→ **Input data**:

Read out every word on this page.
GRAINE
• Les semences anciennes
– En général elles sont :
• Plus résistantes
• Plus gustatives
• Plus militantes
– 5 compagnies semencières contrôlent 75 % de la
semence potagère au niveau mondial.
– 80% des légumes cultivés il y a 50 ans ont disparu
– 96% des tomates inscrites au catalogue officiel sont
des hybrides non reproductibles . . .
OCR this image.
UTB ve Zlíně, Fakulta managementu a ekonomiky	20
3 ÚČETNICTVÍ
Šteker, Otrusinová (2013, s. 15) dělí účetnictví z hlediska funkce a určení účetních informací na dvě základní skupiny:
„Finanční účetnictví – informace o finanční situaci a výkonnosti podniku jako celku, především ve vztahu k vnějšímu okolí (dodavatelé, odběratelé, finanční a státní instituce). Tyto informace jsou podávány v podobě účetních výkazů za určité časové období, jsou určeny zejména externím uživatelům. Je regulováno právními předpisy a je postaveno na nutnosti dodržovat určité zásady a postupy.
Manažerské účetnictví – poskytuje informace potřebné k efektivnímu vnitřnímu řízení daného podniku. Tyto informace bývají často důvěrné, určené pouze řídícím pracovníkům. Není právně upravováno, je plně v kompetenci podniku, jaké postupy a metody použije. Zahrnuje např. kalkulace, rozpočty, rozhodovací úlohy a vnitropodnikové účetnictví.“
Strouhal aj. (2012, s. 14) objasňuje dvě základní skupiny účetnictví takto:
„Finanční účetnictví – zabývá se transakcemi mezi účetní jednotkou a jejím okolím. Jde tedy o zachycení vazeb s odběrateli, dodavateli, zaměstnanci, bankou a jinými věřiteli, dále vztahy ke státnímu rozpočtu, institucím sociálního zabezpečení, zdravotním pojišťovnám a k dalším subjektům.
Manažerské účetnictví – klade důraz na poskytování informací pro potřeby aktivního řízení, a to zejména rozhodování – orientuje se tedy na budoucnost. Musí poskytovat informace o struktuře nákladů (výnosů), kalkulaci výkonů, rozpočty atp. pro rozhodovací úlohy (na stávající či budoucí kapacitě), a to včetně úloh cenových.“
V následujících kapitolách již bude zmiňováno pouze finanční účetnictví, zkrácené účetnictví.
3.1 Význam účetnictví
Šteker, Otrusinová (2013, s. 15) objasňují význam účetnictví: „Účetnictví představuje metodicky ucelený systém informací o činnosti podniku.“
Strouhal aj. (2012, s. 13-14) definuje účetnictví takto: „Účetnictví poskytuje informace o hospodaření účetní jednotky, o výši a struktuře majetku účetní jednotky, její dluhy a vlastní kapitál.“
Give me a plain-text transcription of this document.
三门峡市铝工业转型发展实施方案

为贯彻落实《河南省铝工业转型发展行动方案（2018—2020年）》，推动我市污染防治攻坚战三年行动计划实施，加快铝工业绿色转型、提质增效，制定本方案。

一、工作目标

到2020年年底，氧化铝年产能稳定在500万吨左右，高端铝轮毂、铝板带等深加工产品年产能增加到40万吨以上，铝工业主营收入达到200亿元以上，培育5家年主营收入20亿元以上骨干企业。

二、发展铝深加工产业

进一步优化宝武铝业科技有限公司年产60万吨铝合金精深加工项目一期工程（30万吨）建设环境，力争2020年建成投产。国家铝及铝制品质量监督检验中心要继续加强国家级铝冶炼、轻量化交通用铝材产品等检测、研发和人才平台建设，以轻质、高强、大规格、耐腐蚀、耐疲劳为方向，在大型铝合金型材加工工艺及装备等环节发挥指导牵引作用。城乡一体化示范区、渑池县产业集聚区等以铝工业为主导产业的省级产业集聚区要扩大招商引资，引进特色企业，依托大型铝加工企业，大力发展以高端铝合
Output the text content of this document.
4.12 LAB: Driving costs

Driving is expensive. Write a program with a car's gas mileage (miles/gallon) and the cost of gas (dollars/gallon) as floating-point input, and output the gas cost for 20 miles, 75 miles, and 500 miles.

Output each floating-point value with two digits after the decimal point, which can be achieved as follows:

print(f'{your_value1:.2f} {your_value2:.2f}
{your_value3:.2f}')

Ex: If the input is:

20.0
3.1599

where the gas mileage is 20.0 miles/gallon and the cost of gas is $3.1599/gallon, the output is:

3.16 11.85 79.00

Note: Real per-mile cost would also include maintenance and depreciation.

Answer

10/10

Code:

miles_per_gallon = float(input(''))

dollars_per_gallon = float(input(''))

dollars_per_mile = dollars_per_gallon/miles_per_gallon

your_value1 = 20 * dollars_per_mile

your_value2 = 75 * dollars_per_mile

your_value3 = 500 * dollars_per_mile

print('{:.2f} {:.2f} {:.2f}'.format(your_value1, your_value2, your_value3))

→ **Your objective**: Take every line from the data that contains the word "tedy".

→ **Solution to the exercise**:
„Finanční účetnictví – zabývá se transakcemi mezi účetní jednotkou a jejím okolím. Jde tedy o zachycení vazeb s odběrateli, dodavateli, zaměstnanci, bankou a jinými věřiteli, dále vztahy ke státnímu rozpočtu, institucím sociálního zabezpečení, zdravotním pojišťovnám a k dalším subjektům.
Manažerské účetnictví – klade důraz na poskytování informací pro potřeby aktivního řízení, a to zejména rozhodování – orientuje se tedy na budoucnost. Musí poskytovat informace o struktuře nákladů (výnosů), kalkulaci výkonů, rozpočty atp. pro rozhodovací úlohy (na stávající či budoucí kapacitě), a to včetně úloh cenových.“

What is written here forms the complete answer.